(Work required): Please count the lines in the listing below where the word "color" appears. Give the number only.

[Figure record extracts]
────────────────
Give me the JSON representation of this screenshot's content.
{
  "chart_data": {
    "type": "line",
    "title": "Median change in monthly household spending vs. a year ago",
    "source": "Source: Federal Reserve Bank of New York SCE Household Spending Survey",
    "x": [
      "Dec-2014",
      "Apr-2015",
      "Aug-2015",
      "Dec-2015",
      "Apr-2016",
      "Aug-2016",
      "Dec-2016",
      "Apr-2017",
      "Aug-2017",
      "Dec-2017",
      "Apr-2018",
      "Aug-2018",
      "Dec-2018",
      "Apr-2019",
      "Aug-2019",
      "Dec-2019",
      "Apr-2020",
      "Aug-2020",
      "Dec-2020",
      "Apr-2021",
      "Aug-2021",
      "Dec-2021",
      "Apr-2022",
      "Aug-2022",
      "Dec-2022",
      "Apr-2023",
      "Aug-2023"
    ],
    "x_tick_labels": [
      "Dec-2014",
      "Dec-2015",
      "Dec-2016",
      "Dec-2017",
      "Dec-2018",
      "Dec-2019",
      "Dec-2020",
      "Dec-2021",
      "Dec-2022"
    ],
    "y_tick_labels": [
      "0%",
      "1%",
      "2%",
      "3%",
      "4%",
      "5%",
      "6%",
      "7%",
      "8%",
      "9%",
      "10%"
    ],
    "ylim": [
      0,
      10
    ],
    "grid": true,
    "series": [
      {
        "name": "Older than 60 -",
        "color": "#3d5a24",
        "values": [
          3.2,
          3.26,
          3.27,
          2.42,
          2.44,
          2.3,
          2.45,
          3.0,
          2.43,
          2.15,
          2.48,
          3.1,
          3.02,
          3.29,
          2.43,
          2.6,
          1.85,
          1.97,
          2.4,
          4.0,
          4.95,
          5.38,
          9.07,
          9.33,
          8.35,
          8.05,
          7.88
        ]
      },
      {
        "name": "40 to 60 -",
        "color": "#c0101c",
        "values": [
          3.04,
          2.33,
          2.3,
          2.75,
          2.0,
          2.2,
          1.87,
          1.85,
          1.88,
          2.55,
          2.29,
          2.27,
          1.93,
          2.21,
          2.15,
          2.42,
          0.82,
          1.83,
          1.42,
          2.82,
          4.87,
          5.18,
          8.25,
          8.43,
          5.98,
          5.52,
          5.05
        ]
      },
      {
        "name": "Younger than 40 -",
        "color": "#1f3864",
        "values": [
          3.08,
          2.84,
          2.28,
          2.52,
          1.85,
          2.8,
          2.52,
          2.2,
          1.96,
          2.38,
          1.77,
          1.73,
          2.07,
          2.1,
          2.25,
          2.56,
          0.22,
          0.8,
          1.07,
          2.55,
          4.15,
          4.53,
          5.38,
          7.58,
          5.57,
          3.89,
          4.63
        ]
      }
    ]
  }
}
────────────────
(Task result): 3